Data extracted from a collection:
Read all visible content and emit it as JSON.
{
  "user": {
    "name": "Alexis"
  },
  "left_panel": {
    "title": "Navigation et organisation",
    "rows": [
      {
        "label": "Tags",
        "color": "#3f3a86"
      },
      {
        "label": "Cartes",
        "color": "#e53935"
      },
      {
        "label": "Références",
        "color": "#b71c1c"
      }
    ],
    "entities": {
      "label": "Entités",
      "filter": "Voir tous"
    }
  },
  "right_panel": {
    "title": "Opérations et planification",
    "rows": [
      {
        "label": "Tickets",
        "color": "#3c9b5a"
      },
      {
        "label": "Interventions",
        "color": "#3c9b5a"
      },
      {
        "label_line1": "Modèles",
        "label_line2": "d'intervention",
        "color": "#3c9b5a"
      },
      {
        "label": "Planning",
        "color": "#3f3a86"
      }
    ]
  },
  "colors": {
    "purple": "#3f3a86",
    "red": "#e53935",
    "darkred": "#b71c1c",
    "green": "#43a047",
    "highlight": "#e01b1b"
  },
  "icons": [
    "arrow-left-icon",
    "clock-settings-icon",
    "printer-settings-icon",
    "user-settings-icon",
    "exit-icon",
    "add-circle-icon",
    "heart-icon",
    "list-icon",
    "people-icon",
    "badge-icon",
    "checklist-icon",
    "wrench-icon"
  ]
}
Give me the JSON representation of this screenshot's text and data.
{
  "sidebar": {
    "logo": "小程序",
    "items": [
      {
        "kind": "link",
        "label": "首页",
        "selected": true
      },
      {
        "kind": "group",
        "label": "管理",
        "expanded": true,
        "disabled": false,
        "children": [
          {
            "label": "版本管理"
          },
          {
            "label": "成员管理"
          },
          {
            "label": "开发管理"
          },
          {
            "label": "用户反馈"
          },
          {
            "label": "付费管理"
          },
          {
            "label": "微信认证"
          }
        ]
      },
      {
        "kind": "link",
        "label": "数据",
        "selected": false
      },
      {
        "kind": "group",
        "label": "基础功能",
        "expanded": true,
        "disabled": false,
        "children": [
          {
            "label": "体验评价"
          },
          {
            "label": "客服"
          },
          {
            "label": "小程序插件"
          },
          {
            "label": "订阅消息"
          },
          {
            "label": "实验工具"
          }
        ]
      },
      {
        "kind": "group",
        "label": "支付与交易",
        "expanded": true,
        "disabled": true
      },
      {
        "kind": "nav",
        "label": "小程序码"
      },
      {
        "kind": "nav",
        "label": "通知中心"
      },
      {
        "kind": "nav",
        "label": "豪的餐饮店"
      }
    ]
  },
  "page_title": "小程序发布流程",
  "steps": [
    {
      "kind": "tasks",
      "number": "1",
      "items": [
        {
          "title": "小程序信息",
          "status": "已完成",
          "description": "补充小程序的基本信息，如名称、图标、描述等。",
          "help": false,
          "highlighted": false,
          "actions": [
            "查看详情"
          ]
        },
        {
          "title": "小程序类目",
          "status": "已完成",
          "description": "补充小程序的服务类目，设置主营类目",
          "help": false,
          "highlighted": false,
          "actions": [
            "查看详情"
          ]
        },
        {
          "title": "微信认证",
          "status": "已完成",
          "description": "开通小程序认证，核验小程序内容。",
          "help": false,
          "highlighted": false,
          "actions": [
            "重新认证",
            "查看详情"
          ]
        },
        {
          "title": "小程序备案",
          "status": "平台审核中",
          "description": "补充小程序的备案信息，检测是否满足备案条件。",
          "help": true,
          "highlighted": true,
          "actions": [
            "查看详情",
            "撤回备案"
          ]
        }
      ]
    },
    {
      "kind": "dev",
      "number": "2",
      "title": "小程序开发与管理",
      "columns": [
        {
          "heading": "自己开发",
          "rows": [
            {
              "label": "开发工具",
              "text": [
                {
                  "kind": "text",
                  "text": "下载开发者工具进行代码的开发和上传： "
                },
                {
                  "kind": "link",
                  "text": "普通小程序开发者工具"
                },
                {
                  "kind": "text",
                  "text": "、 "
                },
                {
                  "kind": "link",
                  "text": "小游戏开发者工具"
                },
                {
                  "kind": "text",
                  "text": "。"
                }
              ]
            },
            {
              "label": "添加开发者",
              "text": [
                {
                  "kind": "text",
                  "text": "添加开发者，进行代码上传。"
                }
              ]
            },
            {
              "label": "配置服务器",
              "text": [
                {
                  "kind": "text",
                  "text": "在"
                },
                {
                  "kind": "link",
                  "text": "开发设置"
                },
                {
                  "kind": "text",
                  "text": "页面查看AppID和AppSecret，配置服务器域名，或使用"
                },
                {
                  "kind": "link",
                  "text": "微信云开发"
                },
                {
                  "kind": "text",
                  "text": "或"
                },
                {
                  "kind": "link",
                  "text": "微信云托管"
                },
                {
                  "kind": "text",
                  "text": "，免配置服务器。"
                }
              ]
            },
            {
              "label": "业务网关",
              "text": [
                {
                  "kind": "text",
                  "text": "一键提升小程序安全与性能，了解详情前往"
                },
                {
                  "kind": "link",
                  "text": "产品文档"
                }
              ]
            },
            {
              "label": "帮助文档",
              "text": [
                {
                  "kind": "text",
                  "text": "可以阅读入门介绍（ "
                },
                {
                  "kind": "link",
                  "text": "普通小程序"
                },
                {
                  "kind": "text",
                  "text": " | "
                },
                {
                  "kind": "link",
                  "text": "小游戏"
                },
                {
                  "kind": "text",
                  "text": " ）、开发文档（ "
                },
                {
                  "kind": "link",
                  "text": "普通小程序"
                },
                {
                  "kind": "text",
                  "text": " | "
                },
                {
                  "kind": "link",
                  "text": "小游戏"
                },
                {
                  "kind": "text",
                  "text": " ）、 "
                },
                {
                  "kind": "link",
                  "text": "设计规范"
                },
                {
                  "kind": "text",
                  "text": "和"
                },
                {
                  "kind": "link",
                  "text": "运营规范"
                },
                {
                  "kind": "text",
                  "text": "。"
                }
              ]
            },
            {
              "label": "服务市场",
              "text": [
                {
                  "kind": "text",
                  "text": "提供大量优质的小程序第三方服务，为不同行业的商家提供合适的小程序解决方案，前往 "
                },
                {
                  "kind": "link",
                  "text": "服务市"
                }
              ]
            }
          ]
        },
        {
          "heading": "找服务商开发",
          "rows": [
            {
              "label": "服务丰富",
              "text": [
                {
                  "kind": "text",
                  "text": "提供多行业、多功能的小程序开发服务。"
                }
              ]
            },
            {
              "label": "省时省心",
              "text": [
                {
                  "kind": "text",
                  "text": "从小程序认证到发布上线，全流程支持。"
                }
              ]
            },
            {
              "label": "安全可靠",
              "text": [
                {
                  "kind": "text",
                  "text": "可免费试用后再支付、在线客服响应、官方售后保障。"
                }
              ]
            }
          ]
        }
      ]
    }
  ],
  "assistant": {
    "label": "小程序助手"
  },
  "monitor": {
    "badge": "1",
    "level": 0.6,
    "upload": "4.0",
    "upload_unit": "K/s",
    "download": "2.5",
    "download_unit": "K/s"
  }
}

--

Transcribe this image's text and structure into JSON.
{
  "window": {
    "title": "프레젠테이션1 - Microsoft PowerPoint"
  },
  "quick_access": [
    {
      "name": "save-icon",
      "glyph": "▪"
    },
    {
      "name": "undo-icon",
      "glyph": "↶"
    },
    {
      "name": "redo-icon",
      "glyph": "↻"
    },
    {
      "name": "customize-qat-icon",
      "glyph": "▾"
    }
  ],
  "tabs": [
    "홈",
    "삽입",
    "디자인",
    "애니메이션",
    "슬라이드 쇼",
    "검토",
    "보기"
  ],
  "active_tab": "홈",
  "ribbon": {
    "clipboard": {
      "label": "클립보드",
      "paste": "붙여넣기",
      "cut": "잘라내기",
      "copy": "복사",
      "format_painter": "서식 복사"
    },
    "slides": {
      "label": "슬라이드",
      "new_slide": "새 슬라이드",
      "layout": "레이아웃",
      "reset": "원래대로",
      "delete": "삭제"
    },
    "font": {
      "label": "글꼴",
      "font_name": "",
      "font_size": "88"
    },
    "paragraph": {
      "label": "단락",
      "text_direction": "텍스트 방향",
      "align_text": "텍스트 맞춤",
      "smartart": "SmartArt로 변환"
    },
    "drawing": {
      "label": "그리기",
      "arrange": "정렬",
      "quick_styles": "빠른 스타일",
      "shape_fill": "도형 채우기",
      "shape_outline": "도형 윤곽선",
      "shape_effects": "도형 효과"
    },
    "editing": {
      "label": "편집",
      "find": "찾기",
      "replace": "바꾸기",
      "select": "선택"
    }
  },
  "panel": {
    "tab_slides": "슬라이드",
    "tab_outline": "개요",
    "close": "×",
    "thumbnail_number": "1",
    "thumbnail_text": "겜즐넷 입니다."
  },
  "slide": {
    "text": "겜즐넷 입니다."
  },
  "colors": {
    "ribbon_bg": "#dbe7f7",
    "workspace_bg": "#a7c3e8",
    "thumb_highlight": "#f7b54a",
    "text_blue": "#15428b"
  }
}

---

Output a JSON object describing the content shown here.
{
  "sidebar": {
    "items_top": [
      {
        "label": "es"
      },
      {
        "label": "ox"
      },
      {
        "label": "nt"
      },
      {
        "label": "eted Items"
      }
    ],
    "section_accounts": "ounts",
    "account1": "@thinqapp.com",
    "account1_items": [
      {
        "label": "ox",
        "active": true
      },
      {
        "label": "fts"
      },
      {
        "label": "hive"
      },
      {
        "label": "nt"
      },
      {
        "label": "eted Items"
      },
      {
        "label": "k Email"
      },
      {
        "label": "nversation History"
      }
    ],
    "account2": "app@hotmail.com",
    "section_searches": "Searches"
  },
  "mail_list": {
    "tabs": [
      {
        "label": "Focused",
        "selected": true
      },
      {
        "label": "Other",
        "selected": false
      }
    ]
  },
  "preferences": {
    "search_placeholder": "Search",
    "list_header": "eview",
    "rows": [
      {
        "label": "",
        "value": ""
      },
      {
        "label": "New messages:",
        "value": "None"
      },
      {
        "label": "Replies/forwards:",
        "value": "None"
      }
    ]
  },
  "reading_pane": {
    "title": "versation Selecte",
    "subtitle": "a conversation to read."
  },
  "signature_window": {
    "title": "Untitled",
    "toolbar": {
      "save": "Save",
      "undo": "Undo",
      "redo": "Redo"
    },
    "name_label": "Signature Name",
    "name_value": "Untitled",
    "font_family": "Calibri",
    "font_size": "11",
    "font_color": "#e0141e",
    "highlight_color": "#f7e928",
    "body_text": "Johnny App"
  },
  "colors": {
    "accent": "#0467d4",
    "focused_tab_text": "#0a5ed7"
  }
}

- SHORT TASK: What is the number of lines above that hold the string "JSON"? Answer with that number alone.

- IN RESPONSE: 4